Records from a dataset:

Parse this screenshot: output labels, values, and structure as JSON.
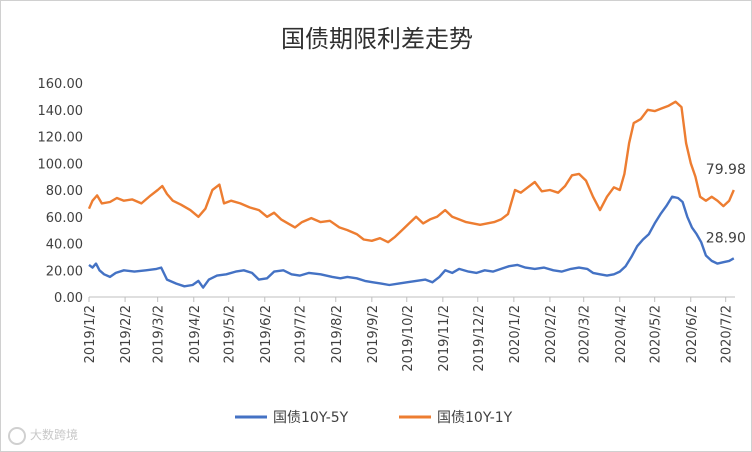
{
  "chart_data": {
    "type": "line",
    "title": "国债期限利差走势",
    "y_ticks": [
      "0.00",
      "20.00",
      "40.00",
      "60.00",
      "80.00",
      "100.00",
      "120.00",
      "140.00",
      "160.00"
    ],
    "ylim": [
      0,
      160
    ],
    "x_ticks": [
      "2019/1/2",
      "2019/2/2",
      "2019/3/2",
      "2019/4/2",
      "2019/5/2",
      "2019/6/2",
      "2019/7/2",
      "2019/8/2",
      "2019/9/2",
      "2019/10/2",
      "2019/11/2",
      "2019/12/2",
      "2020/1/2",
      "2020/2/2",
      "2020/3/2",
      "2020/4/2",
      "2020/5/2",
      "2020/6/2",
      "2020/7/2"
    ],
    "xlim": [
      "2019-01-02",
      "2020-07-10"
    ],
    "legend_position": "bottom",
    "series": [
      {
        "name": "国债10Y-5Y",
        "color": "#4472C4",
        "end_label": "28.90",
        "points": [
          [
            "2019-01-02",
            24
          ],
          [
            "2019-01-05",
            22
          ],
          [
            "2019-01-08",
            25
          ],
          [
            "2019-01-11",
            20
          ],
          [
            "2019-01-15",
            17
          ],
          [
            "2019-01-20",
            15
          ],
          [
            "2019-01-25",
            18
          ],
          [
            "2019-02-01",
            20
          ],
          [
            "2019-02-10",
            19
          ],
          [
            "2019-02-20",
            20
          ],
          [
            "2019-03-01",
            21
          ],
          [
            "2019-03-05",
            22
          ],
          [
            "2019-03-10",
            13
          ],
          [
            "2019-03-18",
            10
          ],
          [
            "2019-03-25",
            8
          ],
          [
            "2019-04-01",
            9
          ],
          [
            "2019-04-06",
            12
          ],
          [
            "2019-04-10",
            7
          ],
          [
            "2019-04-15",
            13
          ],
          [
            "2019-04-22",
            16
          ],
          [
            "2019-04-30",
            17
          ],
          [
            "2019-05-08",
            19
          ],
          [
            "2019-05-15",
            20
          ],
          [
            "2019-05-22",
            18
          ],
          [
            "2019-05-28",
            13
          ],
          [
            "2019-06-04",
            14
          ],
          [
            "2019-06-10",
            19
          ],
          [
            "2019-06-18",
            20
          ],
          [
            "2019-06-25",
            17
          ],
          [
            "2019-07-02",
            16
          ],
          [
            "2019-07-10",
            18
          ],
          [
            "2019-07-20",
            17
          ],
          [
            "2019-07-30",
            15
          ],
          [
            "2019-08-06",
            14
          ],
          [
            "2019-08-12",
            15
          ],
          [
            "2019-08-20",
            14
          ],
          [
            "2019-08-27",
            12
          ],
          [
            "2019-09-03",
            11
          ],
          [
            "2019-09-10",
            10
          ],
          [
            "2019-09-17",
            9
          ],
          [
            "2019-09-25",
            10
          ],
          [
            "2019-10-02",
            11
          ],
          [
            "2019-10-10",
            12
          ],
          [
            "2019-10-18",
            13
          ],
          [
            "2019-10-24",
            11
          ],
          [
            "2019-10-30",
            15
          ],
          [
            "2019-11-04",
            20
          ],
          [
            "2019-11-10",
            18
          ],
          [
            "2019-11-16",
            21
          ],
          [
            "2019-11-24",
            19
          ],
          [
            "2019-12-01",
            18
          ],
          [
            "2019-12-08",
            20
          ],
          [
            "2019-12-15",
            19
          ],
          [
            "2019-12-22",
            21
          ],
          [
            "2019-12-29",
            23
          ],
          [
            "2020-01-05",
            24
          ],
          [
            "2020-01-12",
            22
          ],
          [
            "2020-01-20",
            21
          ],
          [
            "2020-01-28",
            22
          ],
          [
            "2020-02-05",
            20
          ],
          [
            "2020-02-12",
            19
          ],
          [
            "2020-02-20",
            21
          ],
          [
            "2020-02-27",
            22
          ],
          [
            "2020-03-05",
            21
          ],
          [
            "2020-03-10",
            18
          ],
          [
            "2020-03-16",
            17
          ],
          [
            "2020-03-22",
            16
          ],
          [
            "2020-03-28",
            17
          ],
          [
            "2020-04-02",
            19
          ],
          [
            "2020-04-07",
            23
          ],
          [
            "2020-04-12",
            30
          ],
          [
            "2020-04-17",
            38
          ],
          [
            "2020-04-22",
            43
          ],
          [
            "2020-04-27",
            47
          ],
          [
            "2020-05-02",
            55
          ],
          [
            "2020-05-07",
            62
          ],
          [
            "2020-05-12",
            68
          ],
          [
            "2020-05-17",
            75
          ],
          [
            "2020-05-22",
            74
          ],
          [
            "2020-05-26",
            71
          ],
          [
            "2020-05-30",
            60
          ],
          [
            "2020-06-03",
            52
          ],
          [
            "2020-06-07",
            47
          ],
          [
            "2020-06-11",
            41
          ],
          [
            "2020-06-15",
            31
          ],
          [
            "2020-06-20",
            27
          ],
          [
            "2020-06-25",
            25
          ],
          [
            "2020-06-30",
            26
          ],
          [
            "2020-07-05",
            27
          ],
          [
            "2020-07-09",
            28.9
          ]
        ]
      },
      {
        "name": "国债10Y-1Y",
        "color": "#ED7D31",
        "end_label": "79.98",
        "points": [
          [
            "2019-01-02",
            66
          ],
          [
            "2019-01-05",
            72
          ],
          [
            "2019-01-09",
            76
          ],
          [
            "2019-01-13",
            70
          ],
          [
            "2019-01-20",
            71
          ],
          [
            "2019-01-26",
            74
          ],
          [
            "2019-02-01",
            72
          ],
          [
            "2019-02-08",
            73
          ],
          [
            "2019-02-16",
            70
          ],
          [
            "2019-02-24",
            76
          ],
          [
            "2019-03-02",
            80
          ],
          [
            "2019-03-06",
            83
          ],
          [
            "2019-03-10",
            77
          ],
          [
            "2019-03-15",
            72
          ],
          [
            "2019-03-22",
            69
          ],
          [
            "2019-03-30",
            65
          ],
          [
            "2019-04-06",
            60
          ],
          [
            "2019-04-12",
            66
          ],
          [
            "2019-04-18",
            80
          ],
          [
            "2019-04-24",
            84
          ],
          [
            "2019-04-28",
            70
          ],
          [
            "2019-05-04",
            72
          ],
          [
            "2019-05-12",
            70
          ],
          [
            "2019-05-20",
            67
          ],
          [
            "2019-05-28",
            65
          ],
          [
            "2019-06-04",
            60
          ],
          [
            "2019-06-10",
            63
          ],
          [
            "2019-06-16",
            58
          ],
          [
            "2019-06-22",
            55
          ],
          [
            "2019-06-28",
            52
          ],
          [
            "2019-07-04",
            56
          ],
          [
            "2019-07-12",
            59
          ],
          [
            "2019-07-20",
            56
          ],
          [
            "2019-07-28",
            57
          ],
          [
            "2019-08-05",
            52
          ],
          [
            "2019-08-12",
            50
          ],
          [
            "2019-08-20",
            47
          ],
          [
            "2019-08-26",
            43
          ],
          [
            "2019-09-02",
            42
          ],
          [
            "2019-09-09",
            44
          ],
          [
            "2019-09-16",
            41
          ],
          [
            "2019-09-22",
            45
          ],
          [
            "2019-09-28",
            50
          ],
          [
            "2019-10-04",
            55
          ],
          [
            "2019-10-10",
            60
          ],
          [
            "2019-10-16",
            55
          ],
          [
            "2019-10-22",
            58
          ],
          [
            "2019-10-28",
            60
          ],
          [
            "2019-11-04",
            65
          ],
          [
            "2019-11-10",
            60
          ],
          [
            "2019-11-16",
            58
          ],
          [
            "2019-11-22",
            56
          ],
          [
            "2019-11-28",
            55
          ],
          [
            "2019-12-04",
            54
          ],
          [
            "2019-12-10",
            55
          ],
          [
            "2019-12-16",
            56
          ],
          [
            "2019-12-22",
            58
          ],
          [
            "2019-12-28",
            62
          ],
          [
            "2020-01-03",
            80
          ],
          [
            "2020-01-08",
            78
          ],
          [
            "2020-01-14",
            82
          ],
          [
            "2020-01-20",
            86
          ],
          [
            "2020-01-26",
            79
          ],
          [
            "2020-02-02",
            80
          ],
          [
            "2020-02-09",
            78
          ],
          [
            "2020-02-15",
            83
          ],
          [
            "2020-02-21",
            91
          ],
          [
            "2020-02-27",
            92
          ],
          [
            "2020-03-04",
            87
          ],
          [
            "2020-03-10",
            75
          ],
          [
            "2020-03-16",
            65
          ],
          [
            "2020-03-22",
            75
          ],
          [
            "2020-03-28",
            82
          ],
          [
            "2020-04-02",
            80
          ],
          [
            "2020-04-06",
            92
          ],
          [
            "2020-04-10",
            115
          ],
          [
            "2020-04-14",
            130
          ],
          [
            "2020-04-20",
            133
          ],
          [
            "2020-04-26",
            140
          ],
          [
            "2020-05-02",
            139
          ],
          [
            "2020-05-08",
            141
          ],
          [
            "2020-05-14",
            143
          ],
          [
            "2020-05-20",
            146
          ],
          [
            "2020-05-25",
            142
          ],
          [
            "2020-05-29",
            115
          ],
          [
            "2020-06-02",
            100
          ],
          [
            "2020-06-06",
            90
          ],
          [
            "2020-06-10",
            75
          ],
          [
            "2020-06-15",
            72
          ],
          [
            "2020-06-20",
            75
          ],
          [
            "2020-06-25",
            72
          ],
          [
            "2020-06-30",
            68
          ],
          [
            "2020-07-05",
            72
          ],
          [
            "2020-07-09",
            79.98
          ]
        ]
      }
    ]
  },
  "watermark": {
    "text": "大数跨境"
  }
}
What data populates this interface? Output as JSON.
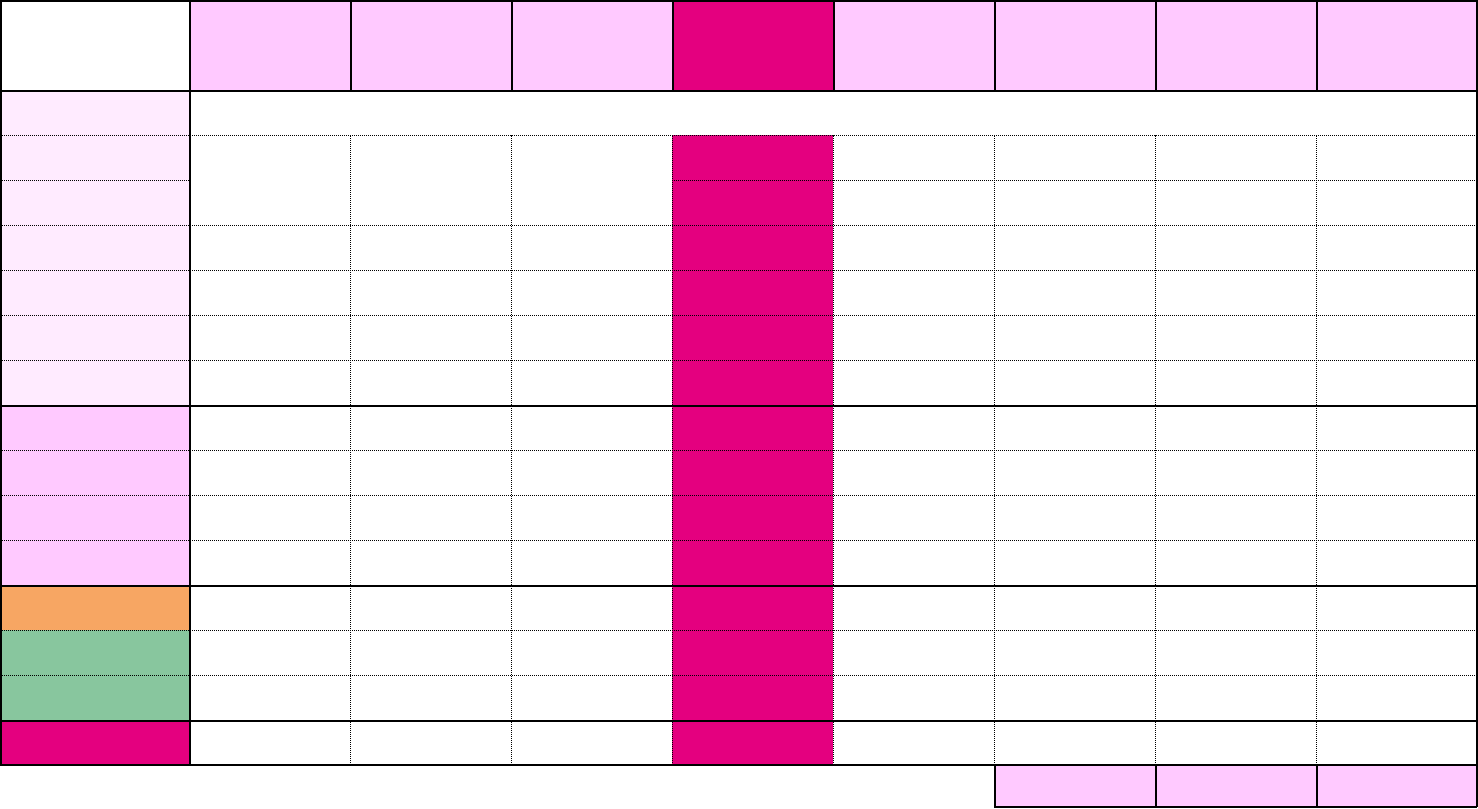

__AIM OF THE TASK__.
Copy every line of the records above that contains "this".

__FULL RESPONSE__.
Parse this screenshot: output labels, values, and structure as JSON.
What data populates this interface? Output as JSON.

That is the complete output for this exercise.